(Collected data entries)

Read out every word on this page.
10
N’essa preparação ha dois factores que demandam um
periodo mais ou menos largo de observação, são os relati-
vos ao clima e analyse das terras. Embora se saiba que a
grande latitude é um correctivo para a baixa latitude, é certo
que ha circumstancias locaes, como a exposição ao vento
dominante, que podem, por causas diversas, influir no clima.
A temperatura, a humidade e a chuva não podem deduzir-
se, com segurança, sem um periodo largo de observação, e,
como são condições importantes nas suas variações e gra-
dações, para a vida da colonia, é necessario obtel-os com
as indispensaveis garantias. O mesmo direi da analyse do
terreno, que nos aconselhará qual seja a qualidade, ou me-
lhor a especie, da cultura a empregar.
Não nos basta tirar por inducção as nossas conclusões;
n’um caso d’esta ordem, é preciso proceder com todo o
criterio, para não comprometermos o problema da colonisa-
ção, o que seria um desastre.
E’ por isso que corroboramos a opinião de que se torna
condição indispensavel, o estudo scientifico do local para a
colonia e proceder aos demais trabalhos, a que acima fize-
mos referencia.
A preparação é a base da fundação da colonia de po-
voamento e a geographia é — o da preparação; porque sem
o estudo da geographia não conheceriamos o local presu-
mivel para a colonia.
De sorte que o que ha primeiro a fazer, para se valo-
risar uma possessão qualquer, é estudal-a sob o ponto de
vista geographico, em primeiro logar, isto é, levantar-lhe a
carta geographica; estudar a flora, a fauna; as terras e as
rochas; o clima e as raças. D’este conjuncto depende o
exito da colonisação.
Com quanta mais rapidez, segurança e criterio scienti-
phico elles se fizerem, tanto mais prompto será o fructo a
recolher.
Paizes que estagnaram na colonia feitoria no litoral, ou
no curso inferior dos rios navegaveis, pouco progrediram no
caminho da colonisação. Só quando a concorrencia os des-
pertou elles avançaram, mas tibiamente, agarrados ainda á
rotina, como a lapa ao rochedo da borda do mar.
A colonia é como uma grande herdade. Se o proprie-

Requirement:
Set down each entry again, unchanged.

Result of this task:
Read out every word on this page.
10
N’essa preparação ha dois factores que demandam um
periodo mais ou menos largo de observação, são os relati-
vos ao clima e analyse das terras. Embora se saiba que a
grande latitude é um correctivo para a baixa latitude, é certo
que ha circumstancias locaes, como a exposição ao vento
dominante, que podem, por causas diversas, influir no clima.
A temperatura, a humidade e a chuva não podem deduzir-
se, com segurança, sem um periodo largo de observação, e,
como são condições importantes nas suas variações e gra-
dações, para a vida da colonia, é necessario obtel-os com
as indispensaveis garantias. O mesmo direi da analyse do
terreno, que nos aconselhará qual seja a qualidade, ou me-
lhor a especie, da cultura a empregar.
Não nos basta tirar por inducção as nossas conclusões;
n’um caso d’esta ordem, é preciso proceder com todo o
criterio, para não comprometermos o problema da colonisa-
ção, o que seria um desastre.
E’ por isso que corroboramos a opinião de que se torna
condição indispensavel, o estudo scientifico do local para a
colonia e proceder aos demais trabalhos, a que acima fize-
mos referencia.
A preparação é a base da fundação da colonia de po-
voamento e a geographia é — o da preparação; porque sem
o estudo da geographia não conheceriamos o local presu-
mivel para a colonia.
De sorte que o que ha primeiro a fazer, para se valo-
risar uma possessão qualquer, é estudal-a sob o ponto de
vista geographico, em primeiro logar, isto é, levantar-lhe a
carta geographica; estudar a flora, a fauna; as terras e as
rochas; o clima e as raças. D’este conjuncto depende o
exito da colonisação.
Com quanta mais rapidez, segurança e criterio scienti-
phico elles se fizerem, tanto mais prompto será o fructo a
recolher.
Paizes que estagnaram na colonia feitoria no litoral, ou
no curso inferior dos rios navegaveis, pouco progrediram no
caminho da colonisação. Só quando a concorrencia os des-
pertou elles avançaram, mas tibiamente, agarrados ainda á
rotina, como a lapa ao rochedo da borda do mar.
A colonia é como uma grande herdade. Se o proprie-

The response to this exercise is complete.